* INSTRUCTIONS FOR THE TASK:
Single out the lines that include the word "JSON". Copy them.

## begin SUPPLIED INFORMATION

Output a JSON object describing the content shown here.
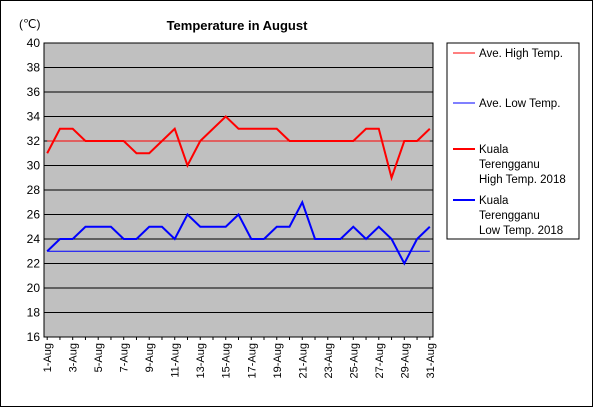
{
  "chart_data": {
    "type": "line",
    "title": "Temperature in August",
    "unit_label": "(℃)",
    "ylim": [
      16,
      40
    ],
    "y_ticks": [
      16,
      18,
      20,
      22,
      24,
      26,
      28,
      30,
      32,
      34,
      36,
      38,
      40
    ],
    "grid": true,
    "legend_position": "right",
    "x": [
      "1-Aug",
      "2-Aug",
      "3-Aug",
      "4-Aug",
      "5-Aug",
      "6-Aug",
      "7-Aug",
      "8-Aug",
      "9-Aug",
      "10-Aug",
      "11-Aug",
      "12-Aug",
      "13-Aug",
      "14-Aug",
      "15-Aug",
      "16-Aug",
      "17-Aug",
      "18-Aug",
      "19-Aug",
      "20-Aug",
      "21-Aug",
      "22-Aug",
      "23-Aug",
      "24-Aug",
      "25-Aug",
      "26-Aug",
      "27-Aug",
      "28-Aug",
      "29-Aug",
      "30-Aug",
      "31-Aug"
    ],
    "x_tick_labels": [
      "1-Aug",
      "3-Aug",
      "5-Aug",
      "7-Aug",
      "9-Aug",
      "11-Aug",
      "13-Aug",
      "15-Aug",
      "17-Aug",
      "19-Aug",
      "21-Aug",
      "23-Aug",
      "25-Aug",
      "27-Aug",
      "29-Aug",
      "31-Aug"
    ],
    "series": [
      {
        "name": "Ave. High Temp.",
        "color": "#ff0000",
        "width": 1,
        "values": [
          32,
          32,
          32,
          32,
          32,
          32,
          32,
          32,
          32,
          32,
          32,
          32,
          32,
          32,
          32,
          32,
          32,
          32,
          32,
          32,
          32,
          32,
          32,
          32,
          32,
          32,
          32,
          32,
          32,
          32,
          32
        ]
      },
      {
        "name": "Ave. Low Temp.",
        "color": "#0000ff",
        "width": 1,
        "values": [
          23,
          23,
          23,
          23,
          23,
          23,
          23,
          23,
          23,
          23,
          23,
          23,
          23,
          23,
          23,
          23,
          23,
          23,
          23,
          23,
          23,
          23,
          23,
          23,
          23,
          23,
          23,
          23,
          23,
          23,
          23
        ]
      },
      {
        "name": "Kuala Terengganu High Temp. 2018",
        "color": "#ff0000",
        "width": 2,
        "values": [
          31,
          33,
          33,
          32,
          32,
          32,
          32,
          31,
          31,
          32,
          33,
          30,
          32,
          33,
          34,
          33,
          33,
          33,
          33,
          32,
          32,
          32,
          32,
          32,
          32,
          33,
          33,
          29,
          32,
          32,
          33
        ]
      },
      {
        "name": "Kuala Terengganu Low Temp. 2018",
        "color": "#0000ff",
        "width": 2,
        "values": [
          23,
          24,
          24,
          25,
          25,
          25,
          24,
          24,
          25,
          25,
          24,
          26,
          25,
          25,
          25,
          26,
          24,
          24,
          25,
          25,
          27,
          24,
          24,
          24,
          25,
          24,
          25,
          24,
          22,
          24,
          25
        ]
      }
    ]
  },
  "legend": {
    "items": [
      {
        "lines": [
          "Ave. High Temp."
        ]
      },
      {
        "lines": [
          "Ave. Low Temp."
        ]
      },
      {
        "lines": [
          "Kuala",
          "Terengganu",
          "High Temp. 2018"
        ]
      },
      {
        "lines": [
          "Kuala",
          "Terengganu",
          "Low Temp. 2018"
        ]
      }
    ]
  }
}
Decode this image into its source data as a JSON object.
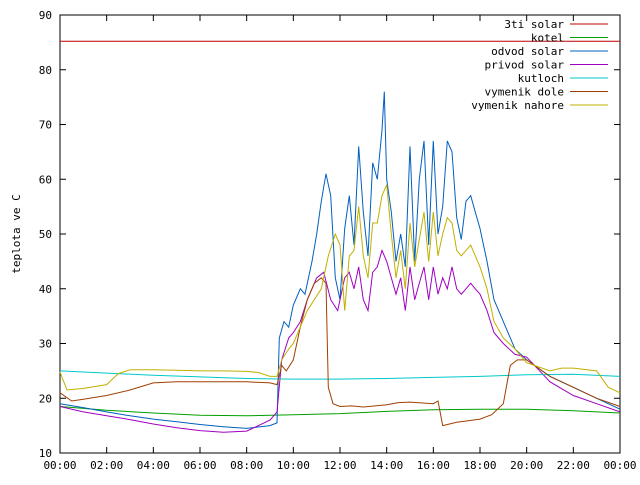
{
  "chart_data": {
    "type": "line",
    "title": "",
    "xlabel": "",
    "ylabel": "teplota ve C",
    "xlim": [
      0,
      24
    ],
    "ylim": [
      10,
      90
    ],
    "grid": false,
    "legend_position": "top-right",
    "x_ticks": [
      {
        "v": 0,
        "label": "00:00"
      },
      {
        "v": 2,
        "label": "02:00"
      },
      {
        "v": 4,
        "label": "04:00"
      },
      {
        "v": 6,
        "label": "06:00"
      },
      {
        "v": 8,
        "label": "08:00"
      },
      {
        "v": 10,
        "label": "10:00"
      },
      {
        "v": 12,
        "label": "12:00"
      },
      {
        "v": 14,
        "label": "14:00"
      },
      {
        "v": 16,
        "label": "16:00"
      },
      {
        "v": 18,
        "label": "18:00"
      },
      {
        "v": 20,
        "label": "20:00"
      },
      {
        "v": 22,
        "label": "22:00"
      },
      {
        "v": 24,
        "label": "00:00"
      }
    ],
    "y_ticks": [
      10,
      20,
      30,
      40,
      50,
      60,
      70,
      80,
      90
    ],
    "series": [
      {
        "name": "3ti solar",
        "color": "#c00000",
        "points": [
          [
            0,
            85.2
          ],
          [
            24,
            85.2
          ]
        ]
      },
      {
        "name": "kotel",
        "color": "#00a000",
        "points": [
          [
            0,
            18.5
          ],
          [
            2,
            17.8
          ],
          [
            4,
            17.3
          ],
          [
            6,
            16.9
          ],
          [
            8,
            16.8
          ],
          [
            10,
            17.0
          ],
          [
            12,
            17.2
          ],
          [
            14,
            17.6
          ],
          [
            16,
            17.9
          ],
          [
            18,
            18.0
          ],
          [
            20,
            18.0
          ],
          [
            22,
            17.7
          ],
          [
            24,
            17.3
          ]
        ]
      },
      {
        "name": "odvod solar",
        "color": "#0060c0",
        "points": [
          [
            0,
            19.0
          ],
          [
            1,
            18.3
          ],
          [
            2,
            17.5
          ],
          [
            3,
            16.8
          ],
          [
            4,
            16.2
          ],
          [
            5,
            15.7
          ],
          [
            6,
            15.2
          ],
          [
            7,
            14.8
          ],
          [
            8,
            14.5
          ],
          [
            9,
            15.0
          ],
          [
            9.3,
            15.5
          ],
          [
            9.4,
            31
          ],
          [
            9.6,
            34
          ],
          [
            9.8,
            33
          ],
          [
            10,
            37
          ],
          [
            10.3,
            40
          ],
          [
            10.5,
            39
          ],
          [
            10.8,
            45
          ],
          [
            11,
            50
          ],
          [
            11.2,
            56
          ],
          [
            11.4,
            61
          ],
          [
            11.6,
            57
          ],
          [
            11.8,
            42
          ],
          [
            12,
            38
          ],
          [
            12.2,
            51
          ],
          [
            12.4,
            57
          ],
          [
            12.6,
            48
          ],
          [
            12.8,
            66
          ],
          [
            13,
            54
          ],
          [
            13.2,
            46
          ],
          [
            13.4,
            63
          ],
          [
            13.6,
            60
          ],
          [
            13.8,
            69
          ],
          [
            13.9,
            76
          ],
          [
            14,
            60
          ],
          [
            14.2,
            54
          ],
          [
            14.4,
            45
          ],
          [
            14.6,
            50
          ],
          [
            14.8,
            44
          ],
          [
            15,
            66
          ],
          [
            15.2,
            45
          ],
          [
            15.4,
            60
          ],
          [
            15.6,
            67
          ],
          [
            15.8,
            48
          ],
          [
            16,
            67
          ],
          [
            16.2,
            50
          ],
          [
            16.4,
            55
          ],
          [
            16.6,
            67
          ],
          [
            16.8,
            65
          ],
          [
            17,
            53
          ],
          [
            17.2,
            49
          ],
          [
            17.4,
            56
          ],
          [
            17.6,
            57
          ],
          [
            17.8,
            54
          ],
          [
            18,
            51
          ],
          [
            18.3,
            45
          ],
          [
            18.6,
            38
          ],
          [
            19,
            34
          ],
          [
            19.5,
            29
          ],
          [
            20,
            27
          ],
          [
            21,
            24
          ],
          [
            22,
            22
          ],
          [
            23,
            20
          ],
          [
            24,
            18
          ]
        ]
      },
      {
        "name": "privod solar",
        "color": "#a000c0",
        "points": [
          [
            0,
            18.5
          ],
          [
            1,
            17.5
          ],
          [
            2,
            16.8
          ],
          [
            3,
            16.1
          ],
          [
            4,
            15.3
          ],
          [
            5,
            14.6
          ],
          [
            6,
            14.1
          ],
          [
            7,
            13.8
          ],
          [
            8,
            14.0
          ],
          [
            9,
            16.0
          ],
          [
            9.3,
            17.5
          ],
          [
            9.5,
            27
          ],
          [
            9.8,
            31
          ],
          [
            10,
            32
          ],
          [
            10.3,
            34
          ],
          [
            10.6,
            38
          ],
          [
            11,
            42
          ],
          [
            11.3,
            43
          ],
          [
            11.6,
            38
          ],
          [
            11.9,
            36
          ],
          [
            12.2,
            42
          ],
          [
            12.4,
            43
          ],
          [
            12.6,
            40
          ],
          [
            12.8,
            44
          ],
          [
            13,
            38
          ],
          [
            13.2,
            36
          ],
          [
            13.4,
            43
          ],
          [
            13.6,
            44
          ],
          [
            13.8,
            47
          ],
          [
            14,
            45
          ],
          [
            14.2,
            42
          ],
          [
            14.4,
            39
          ],
          [
            14.6,
            42
          ],
          [
            14.8,
            36
          ],
          [
            15,
            44
          ],
          [
            15.2,
            38
          ],
          [
            15.4,
            41
          ],
          [
            15.6,
            44
          ],
          [
            15.8,
            38
          ],
          [
            16,
            44
          ],
          [
            16.2,
            39
          ],
          [
            16.4,
            42
          ],
          [
            16.6,
            40
          ],
          [
            16.8,
            44
          ],
          [
            17,
            40
          ],
          [
            17.2,
            39
          ],
          [
            17.4,
            40
          ],
          [
            17.6,
            41
          ],
          [
            17.8,
            40
          ],
          [
            18,
            39
          ],
          [
            18.3,
            36
          ],
          [
            18.6,
            32
          ],
          [
            19,
            30
          ],
          [
            19.5,
            28
          ],
          [
            20,
            27.5
          ],
          [
            21,
            23
          ],
          [
            22,
            20.5
          ],
          [
            23,
            19
          ],
          [
            24,
            17.5
          ]
        ]
      },
      {
        "name": "kutloch",
        "color": "#00c8c8",
        "points": [
          [
            0,
            25
          ],
          [
            2,
            24.6
          ],
          [
            4,
            24.2
          ],
          [
            6,
            23.9
          ],
          [
            8,
            23.6
          ],
          [
            10,
            23.5
          ],
          [
            12,
            23.5
          ],
          [
            14,
            23.6
          ],
          [
            16,
            23.8
          ],
          [
            18,
            24.0
          ],
          [
            20,
            24.3
          ],
          [
            22,
            24.4
          ],
          [
            24,
            24.0
          ]
        ]
      },
      {
        "name": "vymenik dole",
        "color": "#a04000",
        "points": [
          [
            0,
            21
          ],
          [
            0.5,
            19.5
          ],
          [
            1,
            19.8
          ],
          [
            2,
            20.5
          ],
          [
            3,
            21.5
          ],
          [
            4,
            22.8
          ],
          [
            5,
            23.0
          ],
          [
            6,
            23.0
          ],
          [
            7,
            23.0
          ],
          [
            8,
            23.0
          ],
          [
            9,
            22.8
          ],
          [
            9.3,
            22.5
          ],
          [
            9.5,
            26
          ],
          [
            9.7,
            25
          ],
          [
            10,
            27
          ],
          [
            10.3,
            33
          ],
          [
            10.6,
            38
          ],
          [
            10.9,
            41
          ],
          [
            11.2,
            42
          ],
          [
            11.4,
            41
          ],
          [
            11.5,
            22
          ],
          [
            11.7,
            19
          ],
          [
            12,
            18.5
          ],
          [
            12.5,
            18.6
          ],
          [
            13,
            18.4
          ],
          [
            14,
            18.8
          ],
          [
            14.5,
            19.2
          ],
          [
            15,
            19.3
          ],
          [
            16,
            19.0
          ],
          [
            16.2,
            19.5
          ],
          [
            16.4,
            15
          ],
          [
            17,
            15.6
          ],
          [
            17.5,
            15.9
          ],
          [
            18,
            16.2
          ],
          [
            18.5,
            17
          ],
          [
            19,
            19
          ],
          [
            19.3,
            26
          ],
          [
            19.6,
            27
          ],
          [
            20,
            27
          ],
          [
            21,
            24
          ],
          [
            22,
            22
          ],
          [
            23,
            20
          ],
          [
            24,
            18.5
          ]
        ]
      },
      {
        "name": "vymenik nahore",
        "color": "#c0b000",
        "points": [
          [
            0,
            24.8
          ],
          [
            0.3,
            21.5
          ],
          [
            1,
            21.8
          ],
          [
            2,
            22.5
          ],
          [
            2.5,
            24.5
          ],
          [
            3,
            25.2
          ],
          [
            4,
            25.2
          ],
          [
            5,
            25.1
          ],
          [
            6,
            25.0
          ],
          [
            7,
            25.0
          ],
          [
            8,
            24.9
          ],
          [
            8.5,
            24.7
          ],
          [
            9,
            24.0
          ],
          [
            9.3,
            24.0
          ],
          [
            9.5,
            27
          ],
          [
            9.8,
            29
          ],
          [
            10,
            30
          ],
          [
            10.3,
            33
          ],
          [
            10.6,
            36
          ],
          [
            10.9,
            38
          ],
          [
            11.2,
            40
          ],
          [
            11.5,
            46
          ],
          [
            11.8,
            50
          ],
          [
            12,
            48
          ],
          [
            12.2,
            36
          ],
          [
            12.4,
            46
          ],
          [
            12.6,
            47
          ],
          [
            12.8,
            55
          ],
          [
            13,
            46
          ],
          [
            13.2,
            42
          ],
          [
            13.4,
            52
          ],
          [
            13.6,
            52
          ],
          [
            13.8,
            57
          ],
          [
            14,
            59
          ],
          [
            14.2,
            50
          ],
          [
            14.4,
            42
          ],
          [
            14.6,
            47
          ],
          [
            14.8,
            40
          ],
          [
            15,
            52
          ],
          [
            15.2,
            44
          ],
          [
            15.4,
            49
          ],
          [
            15.6,
            54
          ],
          [
            15.8,
            45
          ],
          [
            16,
            54
          ],
          [
            16.2,
            46
          ],
          [
            16.4,
            50
          ],
          [
            16.6,
            53
          ],
          [
            16.8,
            52
          ],
          [
            17,
            47
          ],
          [
            17.2,
            46
          ],
          [
            17.4,
            47
          ],
          [
            17.6,
            48
          ],
          [
            17.8,
            46
          ],
          [
            18,
            44
          ],
          [
            18.3,
            40
          ],
          [
            18.6,
            34
          ],
          [
            19,
            31
          ],
          [
            19.5,
            29
          ],
          [
            20,
            26.5
          ],
          [
            21,
            25
          ],
          [
            21.5,
            25.5
          ],
          [
            22,
            25.5
          ],
          [
            23,
            25
          ],
          [
            23.5,
            22
          ],
          [
            24,
            21
          ]
        ]
      }
    ]
  }
}
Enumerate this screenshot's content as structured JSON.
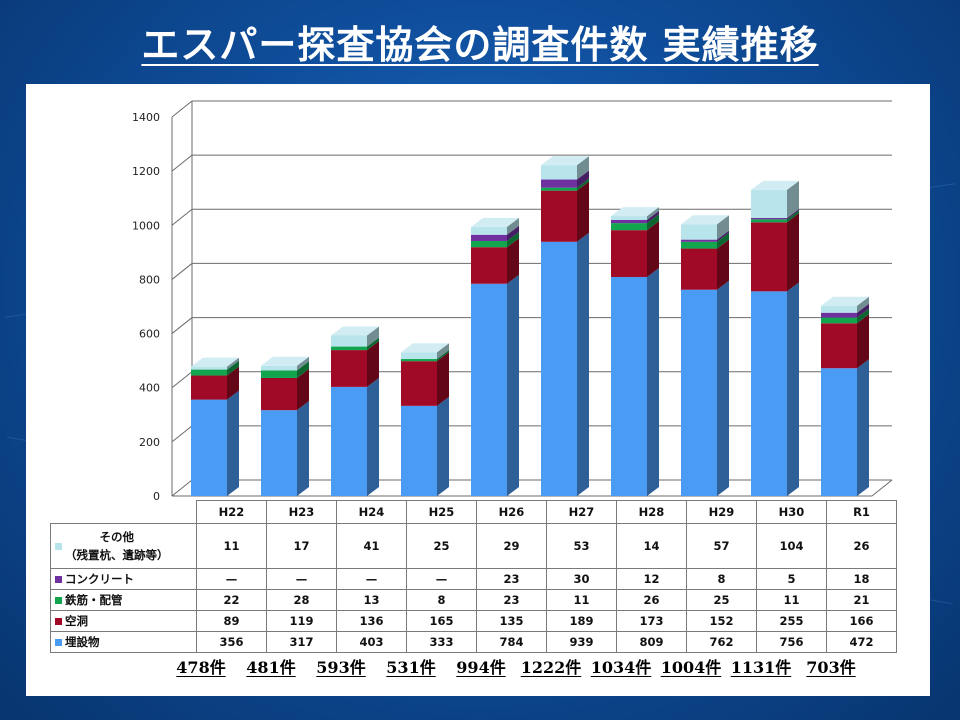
{
  "title": "エスパー探査協会の調査件数 実績推移",
  "colors": {
    "buried": "#4a9bf4",
    "cavity": "#a00a26",
    "rebar": "#12a54e",
    "concrete": "#7030a0",
    "other": "#b8e4ec"
  },
  "chart_data": {
    "type": "bar",
    "stacked": true,
    "three_d": true,
    "categories": [
      "H22",
      "H23",
      "H24",
      "H25",
      "H26",
      "H27",
      "H28",
      "H29",
      "H30",
      "R1"
    ],
    "series": [
      {
        "name": "埋設物",
        "color": "#4a9bf4",
        "values": [
          356,
          317,
          403,
          333,
          784,
          939,
          809,
          762,
          756,
          472
        ]
      },
      {
        "name": "空洞",
        "color": "#a00a26",
        "values": [
          89,
          119,
          136,
          165,
          135,
          189,
          173,
          152,
          255,
          166
        ]
      },
      {
        "name": "鉄筋・配管",
        "color": "#12a54e",
        "values": [
          22,
          28,
          13,
          8,
          23,
          11,
          26,
          25,
          11,
          21
        ]
      },
      {
        "name": "コンクリート",
        "color": "#7030a0",
        "values": [
          null,
          null,
          null,
          null,
          23,
          30,
          12,
          8,
          5,
          18
        ]
      },
      {
        "name": "その他（残置杭、遺跡等）",
        "color": "#b8e4ec",
        "values": [
          11,
          17,
          41,
          25,
          29,
          53,
          14,
          57,
          104,
          26
        ]
      }
    ],
    "ylim": [
      0,
      1400
    ],
    "yticks": [
      0,
      200,
      400,
      600,
      800,
      1000,
      1200,
      1400
    ],
    "grid": true,
    "legend": "table-below",
    "totals": [
      "478件",
      "481件",
      "593件",
      "531件",
      "994件",
      "1222件",
      "1034件",
      "1004件",
      "1131件",
      "703件"
    ]
  },
  "table": {
    "row_labels": {
      "other_line1": "その他",
      "other_line2": "（残置杭、遺跡等）",
      "concrete": "コンクリート",
      "rebar": "鉄筋・配管",
      "cavity": "空洞",
      "buried": "埋設物"
    },
    "other": [
      "11",
      "17",
      "41",
      "25",
      "29",
      "53",
      "14",
      "57",
      "104",
      "26"
    ],
    "concrete": [
      "—",
      "—",
      "—",
      "—",
      "23",
      "30",
      "12",
      "8",
      "5",
      "18"
    ],
    "rebar": [
      "22",
      "28",
      "13",
      "8",
      "23",
      "11",
      "26",
      "25",
      "11",
      "21"
    ],
    "cavity": [
      "89",
      "119",
      "136",
      "165",
      "135",
      "189",
      "173",
      "152",
      "255",
      "166"
    ],
    "buried": [
      "356",
      "317",
      "403",
      "333",
      "784",
      "939",
      "809",
      "762",
      "756",
      "472"
    ]
  }
}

## end SUPPLIED INFORMATION

* TASK SOLUTION:
Output a JSON object describing the content shown here.
Decode this image into its source data as a JSON object.
Enumerate this screenshot's content as structured JSON.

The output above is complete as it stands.